## WHAT IS NEEDED
Please list all lines of the material below in which the string "function" occurs.

## MATERIAL FOR THE TASK

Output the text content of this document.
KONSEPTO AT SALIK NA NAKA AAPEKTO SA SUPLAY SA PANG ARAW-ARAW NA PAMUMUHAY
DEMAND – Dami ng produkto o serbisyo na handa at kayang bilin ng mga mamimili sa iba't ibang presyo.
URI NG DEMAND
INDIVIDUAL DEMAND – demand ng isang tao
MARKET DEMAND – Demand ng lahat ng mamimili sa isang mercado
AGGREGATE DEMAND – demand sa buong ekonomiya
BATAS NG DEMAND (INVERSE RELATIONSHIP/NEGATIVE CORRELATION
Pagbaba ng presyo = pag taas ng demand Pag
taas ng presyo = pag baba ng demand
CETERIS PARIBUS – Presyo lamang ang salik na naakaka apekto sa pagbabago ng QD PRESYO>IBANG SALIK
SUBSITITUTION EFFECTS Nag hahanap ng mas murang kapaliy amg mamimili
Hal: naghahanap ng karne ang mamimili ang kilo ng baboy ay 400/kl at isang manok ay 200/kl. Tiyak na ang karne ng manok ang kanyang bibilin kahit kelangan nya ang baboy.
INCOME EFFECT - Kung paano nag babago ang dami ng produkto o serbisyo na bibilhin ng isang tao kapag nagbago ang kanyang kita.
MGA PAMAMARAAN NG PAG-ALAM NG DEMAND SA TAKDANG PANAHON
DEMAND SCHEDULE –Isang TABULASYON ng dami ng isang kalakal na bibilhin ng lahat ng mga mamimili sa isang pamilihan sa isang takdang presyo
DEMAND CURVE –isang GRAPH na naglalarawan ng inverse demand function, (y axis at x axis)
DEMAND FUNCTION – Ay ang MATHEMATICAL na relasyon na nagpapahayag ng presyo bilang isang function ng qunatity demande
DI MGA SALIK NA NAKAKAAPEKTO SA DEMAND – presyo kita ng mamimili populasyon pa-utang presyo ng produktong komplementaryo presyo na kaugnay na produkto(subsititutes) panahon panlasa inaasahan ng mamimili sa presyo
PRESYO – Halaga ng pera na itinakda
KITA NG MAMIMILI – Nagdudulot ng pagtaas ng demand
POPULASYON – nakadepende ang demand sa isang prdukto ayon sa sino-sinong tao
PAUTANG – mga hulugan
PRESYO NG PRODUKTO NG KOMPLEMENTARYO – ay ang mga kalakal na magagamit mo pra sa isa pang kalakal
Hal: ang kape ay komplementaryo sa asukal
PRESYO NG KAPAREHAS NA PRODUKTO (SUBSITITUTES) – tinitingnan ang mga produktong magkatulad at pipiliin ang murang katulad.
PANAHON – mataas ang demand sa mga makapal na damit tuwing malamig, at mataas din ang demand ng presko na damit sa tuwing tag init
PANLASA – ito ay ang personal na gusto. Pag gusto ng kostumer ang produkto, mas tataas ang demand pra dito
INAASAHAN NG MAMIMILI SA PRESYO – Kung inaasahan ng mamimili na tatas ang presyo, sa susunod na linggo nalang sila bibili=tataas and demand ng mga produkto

## RESPONSE TO THE EXERCISE
DEMAND CURVE –isang GRAPH na naglalarawan ng inverse demand function, (y axis at x axis)
DEMAND FUNCTION – Ay ang MATHEMATICAL na relasyon na nagpapahayag ng presyo bilang isang function ng qunatity demande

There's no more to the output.